(Dataset records on visual material)
○ ○ ○ ○ ○
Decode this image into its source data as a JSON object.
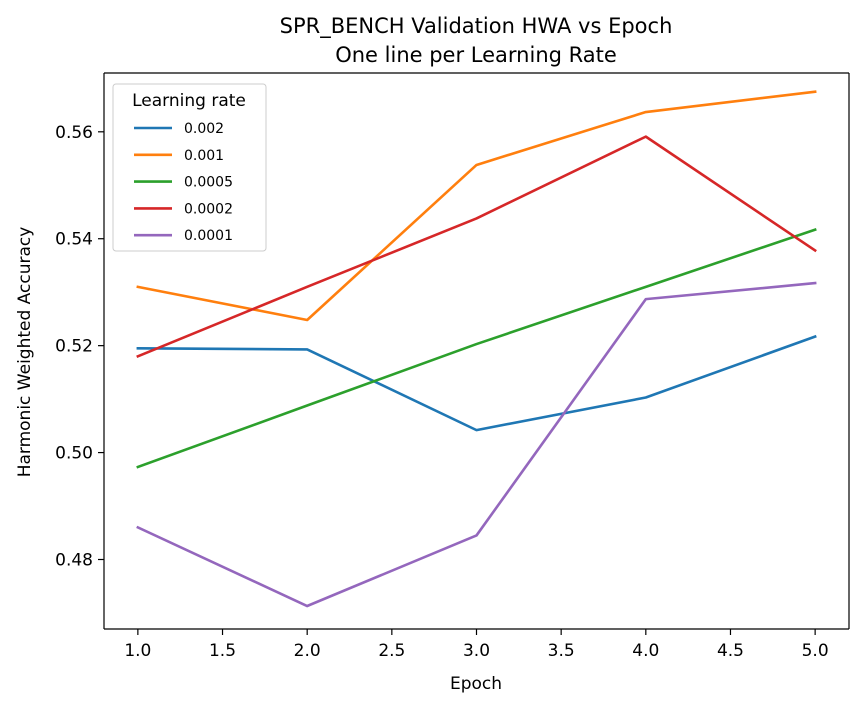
{
  "chart_data": {
    "type": "line",
    "title": [
      "SPR_BENCH Validation HWA vs Epoch",
      "One line per Learning Rate"
    ],
    "xlabel": "Epoch",
    "ylabel": "Harmonic Weighted Accuracy",
    "x": [
      1,
      2,
      3,
      4,
      5
    ],
    "xlim": [
      0.8,
      5.2
    ],
    "ylim": [
      0.467,
      0.571
    ],
    "xticks": [
      1.0,
      1.5,
      2.0,
      2.5,
      3.0,
      3.5,
      4.0,
      4.5,
      5.0
    ],
    "xtick_labels": [
      "1.0",
      "1.5",
      "2.0",
      "2.5",
      "3.0",
      "3.5",
      "4.0",
      "4.5",
      "5.0"
    ],
    "yticks": [
      0.48,
      0.5,
      0.52,
      0.54,
      0.56
    ],
    "ytick_labels": [
      "0.48",
      "0.50",
      "0.52",
      "0.54",
      "0.56"
    ],
    "grid": false,
    "legend": {
      "title": "Learning rate",
      "position": "top-left"
    },
    "series": [
      {
        "name": "0.002",
        "color": "#1f77b4",
        "values": [
          0.5195,
          0.5193,
          0.5042,
          0.5103,
          0.5217
        ]
      },
      {
        "name": "0.001",
        "color": "#ff7f0e",
        "values": [
          0.531,
          0.5248,
          0.5538,
          0.5637,
          0.5675
        ]
      },
      {
        "name": "0.0005",
        "color": "#2ca02c",
        "values": [
          0.4973,
          0.5088,
          0.5203,
          0.531,
          0.5417
        ]
      },
      {
        "name": "0.0002",
        "color": "#d62728",
        "values": [
          0.518,
          0.531,
          0.5438,
          0.5591,
          0.5378
        ]
      },
      {
        "name": "0.0001",
        "color": "#9467bd",
        "values": [
          0.486,
          0.4713,
          0.4845,
          0.5287,
          0.5317
        ]
      }
    ]
  }
}
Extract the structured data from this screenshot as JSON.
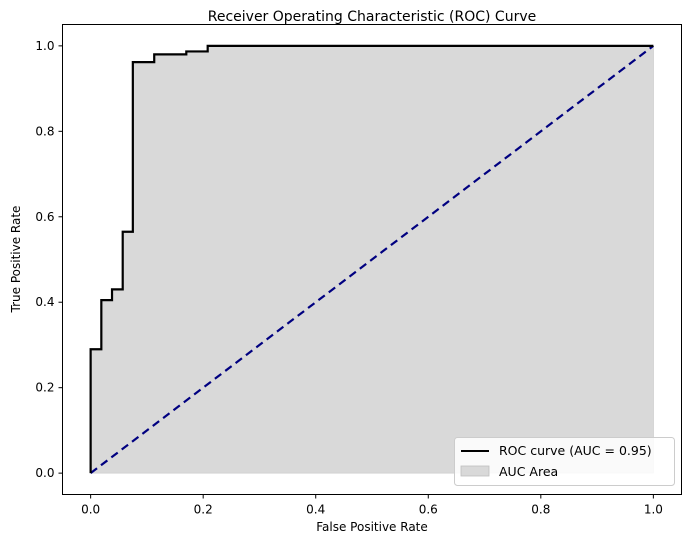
{
  "chart_data": {
    "type": "line",
    "title": "Receiver Operating Characteristic (ROC) Curve",
    "xlabel": "False Positive Rate",
    "ylabel": "True Positive Rate",
    "xlim": [
      -0.05,
      1.05
    ],
    "ylim": [
      -0.05,
      1.05
    ],
    "xticks": [
      0.0,
      0.2,
      0.4,
      0.6,
      0.8,
      1.0
    ],
    "yticks": [
      0.0,
      0.2,
      0.4,
      0.6,
      0.8,
      1.0
    ],
    "xtick_labels": [
      "0.0",
      "0.2",
      "0.4",
      "0.6",
      "0.8",
      "1.0"
    ],
    "ytick_labels": [
      "0.0",
      "0.2",
      "0.4",
      "0.6",
      "0.8",
      "1.0"
    ],
    "grid": false,
    "legend_position": "lower-right",
    "series": [
      {
        "name": "ROC curve (AUC = 0.95)",
        "kind": "line",
        "color": "#000000",
        "style": "solid",
        "x": [
          0.0,
          0.0,
          0.019,
          0.019,
          0.038,
          0.038,
          0.057,
          0.057,
          0.075,
          0.075,
          0.113,
          0.113,
          0.17,
          0.17,
          0.208,
          0.208,
          1.0
        ],
        "y": [
          0.0,
          0.29,
          0.29,
          0.405,
          0.405,
          0.43,
          0.43,
          0.565,
          0.565,
          0.962,
          0.962,
          0.98,
          0.98,
          0.987,
          0.987,
          1.0,
          1.0
        ]
      },
      {
        "name": "AUC Area",
        "kind": "area",
        "color": "#d9d9d9"
      },
      {
        "name": "",
        "kind": "line",
        "color": "#000080",
        "style": "dashed",
        "x": [
          0.0,
          1.0
        ],
        "y": [
          0.0,
          1.0
        ]
      }
    ]
  }
}
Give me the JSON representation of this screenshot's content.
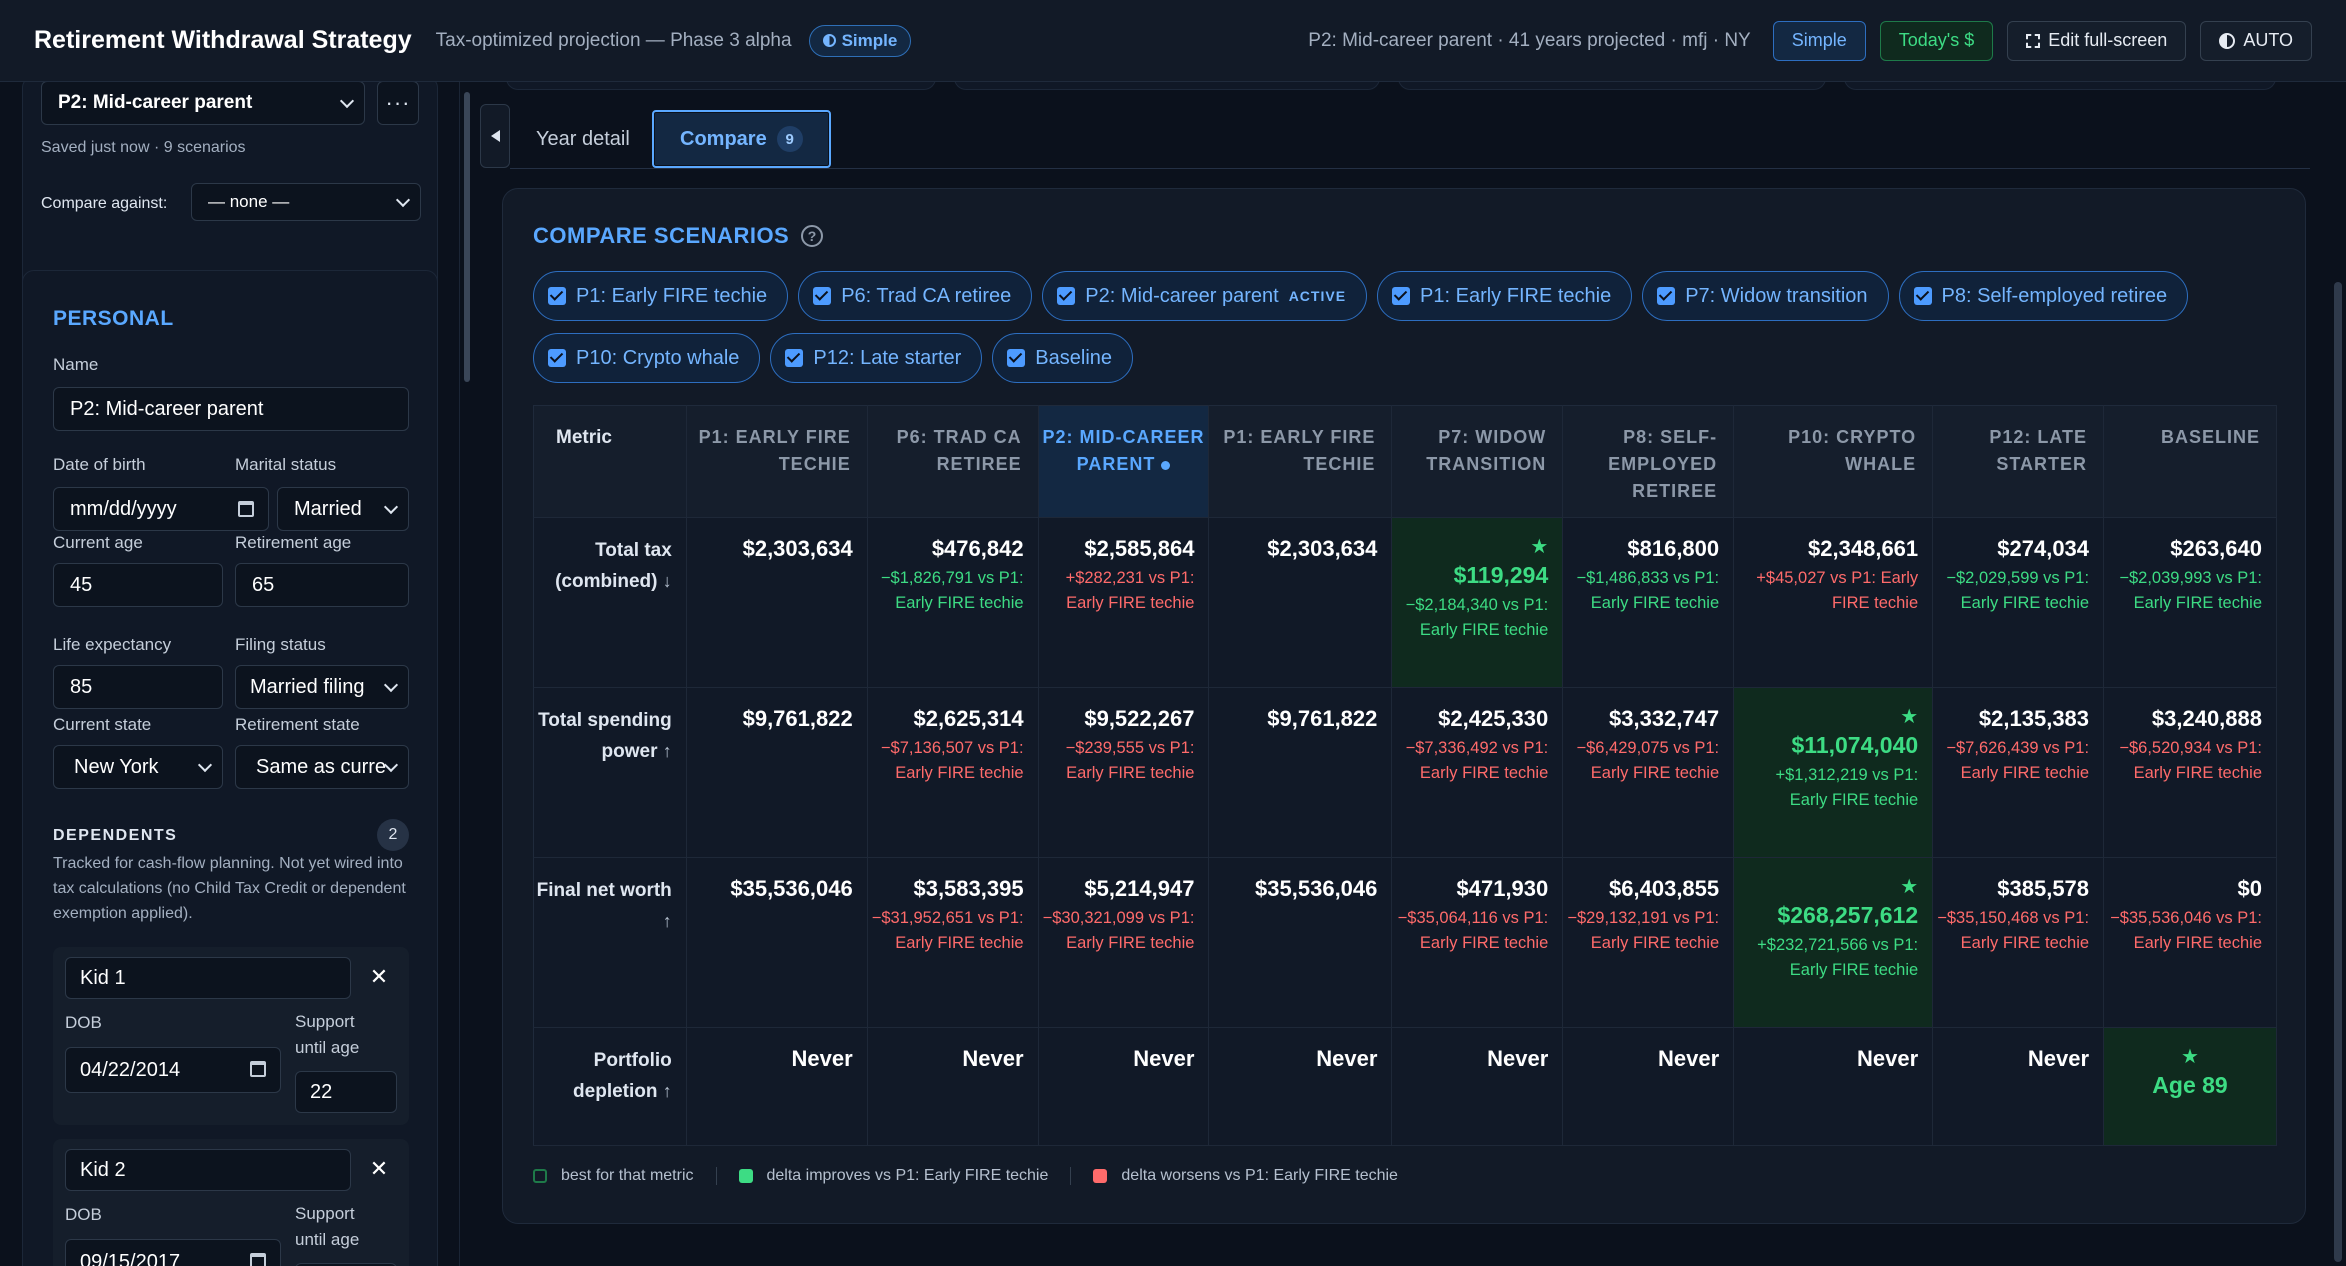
{
  "header": {
    "title": "Retirement Withdrawal Strategy",
    "subtitle": "Tax-optimized projection — Phase 3 alpha",
    "mode_pill": "Simple",
    "scenario_summary": "P2: Mid-career parent · 41 years projected · mfj · NY",
    "btn_simple": "Simple",
    "btn_todays": "Today's $",
    "btn_fullscreen": "Edit full-screen",
    "btn_theme": "AUTO"
  },
  "sidebar": {
    "scenario_select": "P2: Mid-career parent",
    "more_label": "···",
    "saved_note": "Saved just now · 9 scenarios",
    "compare_label": "Compare against:",
    "compare_value": "— none —",
    "personal": {
      "title": "PERSONAL",
      "name_label": "Name",
      "name_value": "P2: Mid-career parent",
      "dob_label": "Date of birth",
      "dob_placeholder": "mm/dd/yyyy",
      "marital_label": "Marital status",
      "marital_value": "Married",
      "current_age_label": "Current age",
      "current_age": "45",
      "retirement_age_label": "Retirement age",
      "retirement_age": "65",
      "life_exp_label": "Life expectancy",
      "life_exp": "85",
      "filing_label": "Filing status",
      "filing_value": "Married filing",
      "current_state_label": "Current state",
      "current_state": "New York",
      "retirement_state_label": "Retirement state",
      "retirement_state": "Same as curre"
    },
    "dependents": {
      "title": "DEPENDENTS",
      "count": "2",
      "note": "Tracked for cash-flow planning. Not yet wired into tax calculations (no Child Tax Credit or dependent exemption applied).",
      "kids": [
        {
          "name": "Kid 1",
          "dob_label": "DOB",
          "dob": "04/22/2014",
          "support_label": "Support until age",
          "support_age": "22"
        },
        {
          "name": "Kid 2",
          "dob_label": "DOB",
          "dob": "09/15/2017",
          "support_label": "Support until age",
          "support_age": ""
        }
      ]
    }
  },
  "tabs": [
    {
      "label": "Year detail"
    },
    {
      "label": "Compare",
      "badge": "9"
    }
  ],
  "compare": {
    "title": "COMPARE SCENARIOS",
    "help": "?",
    "chips": [
      {
        "label": "P1: Early FIRE techie",
        "tag": ""
      },
      {
        "label": "P6: Trad CA retiree",
        "tag": ""
      },
      {
        "label": "P2: Mid-career parent",
        "tag": "ACTIVE"
      },
      {
        "label": "P1: Early FIRE techie",
        "tag": ""
      },
      {
        "label": "P7: Widow transition",
        "tag": ""
      },
      {
        "label": "P8: Self-employed retiree",
        "tag": ""
      },
      {
        "label": "P10: Crypto whale",
        "tag": ""
      },
      {
        "label": "P12: Late starter",
        "tag": ""
      },
      {
        "label": "Baseline",
        "tag": ""
      }
    ],
    "metric_header": "Metric",
    "columns": [
      "P1: EARLY FIRE TECHIE",
      "P6: TRAD CA RETIREE",
      "P2: MID-CAREER PARENT",
      "P1: EARLY FIRE TECHIE",
      "P7: WIDOW TRANSITION",
      "P8: SELF-EMPLOYED RETIREE",
      "P10: CRYPTO WHALE",
      "P12: LATE STARTER",
      "BASELINE"
    ],
    "rows": [
      {
        "metric": "Total tax (combined)",
        "arrow": "↓",
        "cells": [
          {
            "value": "$2,303,634",
            "delta": "",
            "tone": "",
            "best": false
          },
          {
            "value": "$476,842",
            "delta": "−$1,826,791 vs P1: Early FIRE techie",
            "tone": "good",
            "best": false
          },
          {
            "value": "$2,585,864",
            "delta": "+$282,231 vs P1: Early FIRE techie",
            "tone": "bad",
            "best": false
          },
          {
            "value": "$2,303,634",
            "delta": "",
            "tone": "",
            "best": false
          },
          {
            "value": "$119,294",
            "delta": "−$2,184,340 vs P1: Early FIRE techie",
            "tone": "good",
            "best": true
          },
          {
            "value": "$816,800",
            "delta": "−$1,486,833 vs P1: Early FIRE techie",
            "tone": "good",
            "best": false
          },
          {
            "value": "$2,348,661",
            "delta": "+$45,027 vs P1: Early FIRE techie",
            "tone": "bad",
            "best": false
          },
          {
            "value": "$274,034",
            "delta": "−$2,029,599 vs P1: Early FIRE techie",
            "tone": "good",
            "best": false
          },
          {
            "value": "$263,640",
            "delta": "−$2,039,993 vs P1: Early FIRE techie",
            "tone": "good",
            "best": false
          }
        ]
      },
      {
        "metric": "Total spending power",
        "arrow": "↑",
        "cells": [
          {
            "value": "$9,761,822",
            "delta": "",
            "tone": "",
            "best": false
          },
          {
            "value": "$2,625,314",
            "delta": "−$7,136,507 vs P1: Early FIRE techie",
            "tone": "bad",
            "best": false
          },
          {
            "value": "$9,522,267",
            "delta": "−$239,555 vs P1: Early FIRE techie",
            "tone": "bad",
            "best": false
          },
          {
            "value": "$9,761,822",
            "delta": "",
            "tone": "",
            "best": false
          },
          {
            "value": "$2,425,330",
            "delta": "−$7,336,492 vs P1: Early FIRE techie",
            "tone": "bad",
            "best": false
          },
          {
            "value": "$3,332,747",
            "delta": "−$6,429,075 vs P1: Early FIRE techie",
            "tone": "bad",
            "best": false
          },
          {
            "value": "$11,074,040",
            "delta": "+$1,312,219 vs P1: Early FIRE techie",
            "tone": "good",
            "best": true
          },
          {
            "value": "$2,135,383",
            "delta": "−$7,626,439 vs P1: Early FIRE techie",
            "tone": "bad",
            "best": false
          },
          {
            "value": "$3,240,888",
            "delta": "−$6,520,934 vs P1: Early FIRE techie",
            "tone": "bad",
            "best": false
          }
        ]
      },
      {
        "metric": "Final net worth",
        "arrow": "↑",
        "cells": [
          {
            "value": "$35,536,046",
            "delta": "",
            "tone": "",
            "best": false
          },
          {
            "value": "$3,583,395",
            "delta": "−$31,952,651 vs P1: Early FIRE techie",
            "tone": "bad",
            "best": false
          },
          {
            "value": "$5,214,947",
            "delta": "−$30,321,099 vs P1: Early FIRE techie",
            "tone": "bad",
            "best": false
          },
          {
            "value": "$35,536,046",
            "delta": "",
            "tone": "",
            "best": false
          },
          {
            "value": "$471,930",
            "delta": "−$35,064,116 vs P1: Early FIRE techie",
            "tone": "bad",
            "best": false
          },
          {
            "value": "$6,403,855",
            "delta": "−$29,132,191 vs P1: Early FIRE techie",
            "tone": "bad",
            "best": false
          },
          {
            "value": "$268,257,612",
            "delta": "+$232,721,566 vs P1: Early FIRE techie",
            "tone": "good",
            "best": true
          },
          {
            "value": "$385,578",
            "delta": "−$35,150,468 vs P1: Early FIRE techie",
            "tone": "bad",
            "best": false
          },
          {
            "value": "$0",
            "delta": "−$35,536,046 vs P1: Early FIRE techie",
            "tone": "bad",
            "best": false
          }
        ]
      },
      {
        "metric": "Portfolio depletion",
        "arrow": "↑",
        "cells": [
          {
            "value": "Never",
            "delta": "",
            "tone": "",
            "best": false
          },
          {
            "value": "Never",
            "delta": "",
            "tone": "",
            "best": false
          },
          {
            "value": "Never",
            "delta": "",
            "tone": "",
            "best": false
          },
          {
            "value": "Never",
            "delta": "",
            "tone": "",
            "best": false
          },
          {
            "value": "Never",
            "delta": "",
            "tone": "",
            "best": false
          },
          {
            "value": "Never",
            "delta": "",
            "tone": "",
            "best": false
          },
          {
            "value": "Never",
            "delta": "",
            "tone": "",
            "best": false
          },
          {
            "value": "Never",
            "delta": "",
            "tone": "",
            "best": false
          },
          {
            "value": "Age 89",
            "delta": "",
            "tone": "",
            "best": true
          }
        ]
      }
    ],
    "star": "★",
    "legend": {
      "best": "best for that metric",
      "improves": "delta improves vs P1: Early FIRE techie",
      "worsens": "delta worsens vs P1: Early FIRE techie"
    }
  },
  "colors": {
    "accent": "#5aa8ff",
    "good": "#3ddc84",
    "bad": "#ff6b6b",
    "best_bg": "#0f2a1e"
  }
}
○ ○ ○ ○ ○
* **Written instruction**:
Return only the number of lines in the data that contain "Positive".

* **Solution for this problem**:
2